▸ WHAT TO WORK ON
When the material ends, stop; until then, set down every line exactly.

▸ DATA RECORDS
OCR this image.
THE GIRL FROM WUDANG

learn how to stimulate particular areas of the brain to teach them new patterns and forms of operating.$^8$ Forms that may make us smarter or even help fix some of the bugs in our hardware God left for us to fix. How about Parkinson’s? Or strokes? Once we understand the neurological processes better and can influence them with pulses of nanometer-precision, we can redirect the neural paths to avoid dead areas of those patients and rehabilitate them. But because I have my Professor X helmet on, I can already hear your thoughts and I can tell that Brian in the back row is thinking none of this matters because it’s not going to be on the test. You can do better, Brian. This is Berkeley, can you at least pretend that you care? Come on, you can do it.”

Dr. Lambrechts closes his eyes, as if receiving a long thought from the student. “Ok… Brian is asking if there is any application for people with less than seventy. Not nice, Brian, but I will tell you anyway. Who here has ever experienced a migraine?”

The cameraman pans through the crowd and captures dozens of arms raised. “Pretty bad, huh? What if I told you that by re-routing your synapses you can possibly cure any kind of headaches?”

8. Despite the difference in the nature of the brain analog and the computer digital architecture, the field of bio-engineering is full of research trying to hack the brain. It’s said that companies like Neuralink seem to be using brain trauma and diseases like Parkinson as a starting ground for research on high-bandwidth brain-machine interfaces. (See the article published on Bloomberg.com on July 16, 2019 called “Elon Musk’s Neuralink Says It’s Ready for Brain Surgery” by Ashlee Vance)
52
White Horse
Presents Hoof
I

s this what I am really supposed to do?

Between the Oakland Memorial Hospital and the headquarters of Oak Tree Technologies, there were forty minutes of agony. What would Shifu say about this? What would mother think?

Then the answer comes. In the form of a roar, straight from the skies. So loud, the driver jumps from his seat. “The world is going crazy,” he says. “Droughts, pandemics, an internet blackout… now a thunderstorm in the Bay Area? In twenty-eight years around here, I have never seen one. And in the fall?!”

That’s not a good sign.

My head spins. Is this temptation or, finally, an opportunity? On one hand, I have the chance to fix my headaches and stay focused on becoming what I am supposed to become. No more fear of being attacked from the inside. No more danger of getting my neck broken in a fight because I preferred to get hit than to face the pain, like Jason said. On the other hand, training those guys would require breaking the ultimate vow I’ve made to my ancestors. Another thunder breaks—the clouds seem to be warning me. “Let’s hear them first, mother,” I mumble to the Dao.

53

▸ ANSWER SECTION
OCR this image.
THE GIRL FROM WUDANG

learn how to stimulate particular areas of the brain to teach them new patterns and forms of operating.$^8$ Forms that may make us smarter or even help fix some of the bugs in our hardware God left for us to fix. How about Parkinson’s? Or strokes? Once we understand the neurological processes better and can influence them with pulses of nanometer-precision, we can redirect the neural paths to avoid dead areas of those patients and rehabilitate them. But because I have my Professor X helmet on, I can already hear your thoughts and I can tell that Brian in the back row is thinking none of this matters because it’s not going to be on the test. You can do better, Brian. This is Berkeley, can you at least pretend that you care? Come on, you can do it.”

Dr. Lambrechts closes his eyes, as if receiving a long thought from the student. “Ok… Brian is asking if there is any application for people with less than seventy. Not nice, Brian, but I will tell you anyway. Who here has ever experienced a migraine?”

The cameraman pans through the crowd and captures dozens of arms raised. “Pretty bad, huh? What if I told you that by re-routing your synapses you can possibly cure any kind of headaches?”

8. Despite the difference in the nature of the brain analog and the computer digital architecture, the field of bio-engineering is full of research trying to hack the brain. It’s said that companies like Neuralink seem to be using brain trauma and diseases like Parkinson as a starting ground for research on high-bandwidth brain-machine interfaces. (See the article published on Bloomberg.com on July 16, 2019 called “Elon Musk’s Neuralink Says It’s Ready for Brain Surgery” by Ashlee Vance)
52
White Horse
Presents Hoof
I

s this what I am really supposed to do?

Between the Oakland Memorial Hospital and the headquarters of Oak Tree Technologies, there were forty minutes of agony. What would Shifu say about this? What would mother think?

Then the answer comes. In the form of a roar, straight from the skies. So loud, the driver jumps from his seat. “The world is going crazy,” he says. “Droughts, pandemics, an internet blackout… now a thunderstorm in the Bay Area? In twenty-eight years around here, I have never seen one. And in the fall?!”

That’s not a good sign.

My head spins. Is this temptation or, finally, an opportunity? On one hand, I have the chance to fix my headaches and stay focused on becoming what I am supposed to become. No more fear of being attacked from the inside. No more danger of getting my neck broken in a fight because I preferred to get hit than to face the pain, like Jason said. On the other hand, training those guys would require breaking the ultimate vow I’ve made to my ancestors. Another thunder breaks—the clouds seem to be warning me. “Let’s hear them first, mother,” I mumble to the Dao.

53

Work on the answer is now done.